Dataset entries –
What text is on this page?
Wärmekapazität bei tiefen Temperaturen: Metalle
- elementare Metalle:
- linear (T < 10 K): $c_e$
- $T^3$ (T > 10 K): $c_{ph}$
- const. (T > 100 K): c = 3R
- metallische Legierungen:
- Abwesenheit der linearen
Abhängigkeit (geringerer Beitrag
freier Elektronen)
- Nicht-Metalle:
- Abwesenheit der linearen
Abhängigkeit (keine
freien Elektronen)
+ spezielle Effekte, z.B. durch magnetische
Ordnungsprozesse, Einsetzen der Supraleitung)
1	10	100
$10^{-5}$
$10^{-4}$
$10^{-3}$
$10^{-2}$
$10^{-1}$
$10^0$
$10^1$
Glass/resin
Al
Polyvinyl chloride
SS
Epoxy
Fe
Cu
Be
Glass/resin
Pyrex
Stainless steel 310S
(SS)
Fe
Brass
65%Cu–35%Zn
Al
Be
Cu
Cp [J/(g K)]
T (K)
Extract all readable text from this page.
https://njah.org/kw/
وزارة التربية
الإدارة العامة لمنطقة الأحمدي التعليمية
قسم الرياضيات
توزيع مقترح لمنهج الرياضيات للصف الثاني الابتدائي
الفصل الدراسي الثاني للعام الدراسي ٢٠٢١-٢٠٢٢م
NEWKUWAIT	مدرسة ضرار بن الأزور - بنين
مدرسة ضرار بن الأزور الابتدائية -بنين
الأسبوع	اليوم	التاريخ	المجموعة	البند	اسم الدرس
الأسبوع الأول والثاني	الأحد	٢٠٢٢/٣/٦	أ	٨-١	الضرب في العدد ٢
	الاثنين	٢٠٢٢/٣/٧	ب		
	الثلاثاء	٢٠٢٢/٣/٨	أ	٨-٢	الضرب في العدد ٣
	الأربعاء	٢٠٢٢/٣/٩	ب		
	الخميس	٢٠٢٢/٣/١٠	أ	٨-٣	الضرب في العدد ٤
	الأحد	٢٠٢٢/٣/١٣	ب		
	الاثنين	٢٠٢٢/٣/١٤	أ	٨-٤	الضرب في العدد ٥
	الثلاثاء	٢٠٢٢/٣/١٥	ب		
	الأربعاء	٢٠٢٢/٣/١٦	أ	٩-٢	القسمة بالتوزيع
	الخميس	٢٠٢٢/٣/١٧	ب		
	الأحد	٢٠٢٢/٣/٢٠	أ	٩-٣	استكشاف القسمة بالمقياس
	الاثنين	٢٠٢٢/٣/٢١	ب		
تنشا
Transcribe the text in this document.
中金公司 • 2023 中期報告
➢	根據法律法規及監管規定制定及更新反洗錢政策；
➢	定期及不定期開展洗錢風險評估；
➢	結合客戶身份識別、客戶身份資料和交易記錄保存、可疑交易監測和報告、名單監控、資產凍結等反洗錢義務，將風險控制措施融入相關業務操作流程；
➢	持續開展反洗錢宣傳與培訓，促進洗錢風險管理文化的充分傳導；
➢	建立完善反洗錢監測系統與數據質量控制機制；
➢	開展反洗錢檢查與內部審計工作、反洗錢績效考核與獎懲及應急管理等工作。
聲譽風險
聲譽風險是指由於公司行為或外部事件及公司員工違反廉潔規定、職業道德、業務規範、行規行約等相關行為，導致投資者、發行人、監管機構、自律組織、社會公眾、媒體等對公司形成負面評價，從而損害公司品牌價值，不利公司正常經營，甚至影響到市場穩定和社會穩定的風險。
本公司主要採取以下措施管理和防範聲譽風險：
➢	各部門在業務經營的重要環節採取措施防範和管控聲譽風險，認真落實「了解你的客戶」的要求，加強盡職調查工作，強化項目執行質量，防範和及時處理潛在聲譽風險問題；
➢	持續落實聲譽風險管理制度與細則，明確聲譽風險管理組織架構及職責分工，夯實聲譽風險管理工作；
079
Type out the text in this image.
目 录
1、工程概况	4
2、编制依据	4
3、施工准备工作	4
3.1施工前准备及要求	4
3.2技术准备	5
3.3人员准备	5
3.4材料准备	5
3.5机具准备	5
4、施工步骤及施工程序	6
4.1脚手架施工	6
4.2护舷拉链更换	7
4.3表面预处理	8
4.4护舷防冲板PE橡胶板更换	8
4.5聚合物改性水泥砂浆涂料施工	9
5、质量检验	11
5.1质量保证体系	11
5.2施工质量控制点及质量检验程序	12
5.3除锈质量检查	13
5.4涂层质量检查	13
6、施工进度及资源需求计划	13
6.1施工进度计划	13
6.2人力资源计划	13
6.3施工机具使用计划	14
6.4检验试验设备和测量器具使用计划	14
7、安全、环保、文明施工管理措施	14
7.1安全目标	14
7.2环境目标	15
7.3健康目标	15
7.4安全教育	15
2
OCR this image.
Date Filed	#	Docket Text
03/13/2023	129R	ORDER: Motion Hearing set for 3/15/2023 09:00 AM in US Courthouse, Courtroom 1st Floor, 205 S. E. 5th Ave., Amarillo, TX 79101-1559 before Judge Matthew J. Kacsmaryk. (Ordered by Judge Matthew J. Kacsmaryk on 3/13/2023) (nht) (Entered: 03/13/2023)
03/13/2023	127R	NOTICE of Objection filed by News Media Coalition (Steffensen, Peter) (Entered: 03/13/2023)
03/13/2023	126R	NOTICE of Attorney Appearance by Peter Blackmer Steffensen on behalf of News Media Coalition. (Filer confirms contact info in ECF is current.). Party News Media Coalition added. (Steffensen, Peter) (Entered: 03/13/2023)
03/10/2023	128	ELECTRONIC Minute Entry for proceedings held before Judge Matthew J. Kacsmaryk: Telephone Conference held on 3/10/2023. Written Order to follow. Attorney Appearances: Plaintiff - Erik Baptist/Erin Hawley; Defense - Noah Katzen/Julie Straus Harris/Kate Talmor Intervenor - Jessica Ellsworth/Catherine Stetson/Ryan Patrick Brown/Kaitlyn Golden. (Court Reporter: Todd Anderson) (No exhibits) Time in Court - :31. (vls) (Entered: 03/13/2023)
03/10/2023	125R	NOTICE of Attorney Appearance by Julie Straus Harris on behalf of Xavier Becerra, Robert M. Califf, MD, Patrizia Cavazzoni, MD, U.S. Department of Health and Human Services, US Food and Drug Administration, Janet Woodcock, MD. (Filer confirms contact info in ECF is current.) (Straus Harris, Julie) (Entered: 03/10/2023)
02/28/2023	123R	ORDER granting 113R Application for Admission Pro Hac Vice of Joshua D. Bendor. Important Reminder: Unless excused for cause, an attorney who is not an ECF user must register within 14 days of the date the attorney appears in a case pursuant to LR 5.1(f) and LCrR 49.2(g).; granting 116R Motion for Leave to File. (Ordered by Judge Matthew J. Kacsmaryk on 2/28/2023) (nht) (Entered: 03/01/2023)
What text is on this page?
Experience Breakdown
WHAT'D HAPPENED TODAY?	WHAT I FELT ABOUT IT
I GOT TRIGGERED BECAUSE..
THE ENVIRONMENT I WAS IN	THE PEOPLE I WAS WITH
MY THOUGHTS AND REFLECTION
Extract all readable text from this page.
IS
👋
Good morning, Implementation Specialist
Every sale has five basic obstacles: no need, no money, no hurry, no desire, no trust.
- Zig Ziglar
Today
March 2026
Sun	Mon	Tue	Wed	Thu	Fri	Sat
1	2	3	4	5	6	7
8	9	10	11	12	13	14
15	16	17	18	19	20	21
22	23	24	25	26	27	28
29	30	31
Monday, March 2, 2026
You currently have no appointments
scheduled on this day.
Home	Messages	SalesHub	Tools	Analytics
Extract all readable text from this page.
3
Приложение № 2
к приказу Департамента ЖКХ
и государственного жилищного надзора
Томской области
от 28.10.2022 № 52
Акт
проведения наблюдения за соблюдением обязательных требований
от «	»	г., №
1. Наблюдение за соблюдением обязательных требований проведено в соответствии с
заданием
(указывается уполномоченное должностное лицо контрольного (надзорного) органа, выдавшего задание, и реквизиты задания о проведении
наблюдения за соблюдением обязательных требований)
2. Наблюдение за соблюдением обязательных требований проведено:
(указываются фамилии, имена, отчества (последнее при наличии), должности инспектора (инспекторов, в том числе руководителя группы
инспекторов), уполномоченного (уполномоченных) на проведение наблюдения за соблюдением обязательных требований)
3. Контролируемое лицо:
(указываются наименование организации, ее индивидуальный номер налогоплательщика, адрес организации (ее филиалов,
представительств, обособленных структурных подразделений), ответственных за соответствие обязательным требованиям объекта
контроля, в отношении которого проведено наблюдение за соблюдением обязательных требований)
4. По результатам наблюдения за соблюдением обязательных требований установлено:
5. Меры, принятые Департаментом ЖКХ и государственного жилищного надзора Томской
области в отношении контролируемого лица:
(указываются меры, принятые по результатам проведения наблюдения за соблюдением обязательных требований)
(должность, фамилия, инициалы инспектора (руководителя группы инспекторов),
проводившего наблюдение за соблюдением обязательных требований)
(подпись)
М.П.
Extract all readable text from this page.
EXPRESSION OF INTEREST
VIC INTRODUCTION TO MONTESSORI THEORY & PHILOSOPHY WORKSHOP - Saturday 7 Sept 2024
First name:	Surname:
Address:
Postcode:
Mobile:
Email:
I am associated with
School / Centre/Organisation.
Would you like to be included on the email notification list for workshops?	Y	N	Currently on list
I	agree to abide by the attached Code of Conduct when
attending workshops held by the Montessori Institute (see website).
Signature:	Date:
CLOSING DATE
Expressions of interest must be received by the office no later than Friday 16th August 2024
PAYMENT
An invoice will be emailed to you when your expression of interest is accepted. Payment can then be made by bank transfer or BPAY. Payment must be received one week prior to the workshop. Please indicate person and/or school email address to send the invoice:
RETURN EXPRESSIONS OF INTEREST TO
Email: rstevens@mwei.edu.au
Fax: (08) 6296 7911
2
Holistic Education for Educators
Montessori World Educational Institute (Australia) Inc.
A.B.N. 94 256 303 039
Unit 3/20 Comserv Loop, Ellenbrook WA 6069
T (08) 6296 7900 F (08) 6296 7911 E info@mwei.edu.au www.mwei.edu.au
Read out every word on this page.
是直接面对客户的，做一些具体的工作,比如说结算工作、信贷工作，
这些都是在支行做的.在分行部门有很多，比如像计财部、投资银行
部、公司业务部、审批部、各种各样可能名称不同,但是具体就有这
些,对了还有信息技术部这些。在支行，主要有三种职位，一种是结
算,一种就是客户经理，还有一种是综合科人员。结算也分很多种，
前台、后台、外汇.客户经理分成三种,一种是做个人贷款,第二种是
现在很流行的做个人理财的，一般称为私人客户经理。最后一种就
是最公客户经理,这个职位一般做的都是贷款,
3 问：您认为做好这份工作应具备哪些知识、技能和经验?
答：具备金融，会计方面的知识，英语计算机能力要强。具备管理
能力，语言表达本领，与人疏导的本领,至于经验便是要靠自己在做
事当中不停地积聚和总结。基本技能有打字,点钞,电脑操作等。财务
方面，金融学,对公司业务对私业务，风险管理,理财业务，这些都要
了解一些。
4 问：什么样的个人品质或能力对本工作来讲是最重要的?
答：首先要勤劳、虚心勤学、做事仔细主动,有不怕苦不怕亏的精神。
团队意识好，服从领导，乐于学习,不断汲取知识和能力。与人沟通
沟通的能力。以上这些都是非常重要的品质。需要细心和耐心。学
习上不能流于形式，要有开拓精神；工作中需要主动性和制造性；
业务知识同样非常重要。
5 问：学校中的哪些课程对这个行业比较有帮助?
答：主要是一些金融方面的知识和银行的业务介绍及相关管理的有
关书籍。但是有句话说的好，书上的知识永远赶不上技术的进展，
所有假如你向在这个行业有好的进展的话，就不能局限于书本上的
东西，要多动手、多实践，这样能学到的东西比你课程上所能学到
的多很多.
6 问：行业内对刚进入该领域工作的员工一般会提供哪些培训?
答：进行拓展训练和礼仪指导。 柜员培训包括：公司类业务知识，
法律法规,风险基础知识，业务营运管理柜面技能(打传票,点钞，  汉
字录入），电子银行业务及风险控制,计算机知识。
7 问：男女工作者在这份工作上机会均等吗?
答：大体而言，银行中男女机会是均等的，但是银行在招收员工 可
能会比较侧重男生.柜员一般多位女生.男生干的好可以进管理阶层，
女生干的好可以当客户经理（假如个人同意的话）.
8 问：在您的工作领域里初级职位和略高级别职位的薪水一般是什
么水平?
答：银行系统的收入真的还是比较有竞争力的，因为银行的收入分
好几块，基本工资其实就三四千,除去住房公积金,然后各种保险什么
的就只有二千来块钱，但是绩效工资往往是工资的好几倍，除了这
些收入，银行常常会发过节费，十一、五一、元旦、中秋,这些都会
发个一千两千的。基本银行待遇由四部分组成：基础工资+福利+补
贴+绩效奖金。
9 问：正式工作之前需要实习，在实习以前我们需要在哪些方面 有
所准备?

Problem – Using the material above, report each line where "behalf" occurs.

Answer for the task –
03/13/2023	126R	NOTICE of Attorney Appearance by Peter Blackmer Steffensen on behalf of News Media Coalition. (Filer confirms contact info in ECF is current.). Party News Media Coalition added. (Steffensen, Peter) (Entered: 03/13/2023)
03/10/2023	125R	NOTICE of Attorney Appearance by Julie Straus Harris on behalf of Xavier Becerra, Robert M. Califf, MD, Patrizia Cavazzoni, MD, U.S. Department of Health and Human Services, US Food and Drug Administration, Janet Woodcock, MD. (Filer confirms contact info in ECF is current.) (Straus Harris, Julie) (Entered: 03/10/2023)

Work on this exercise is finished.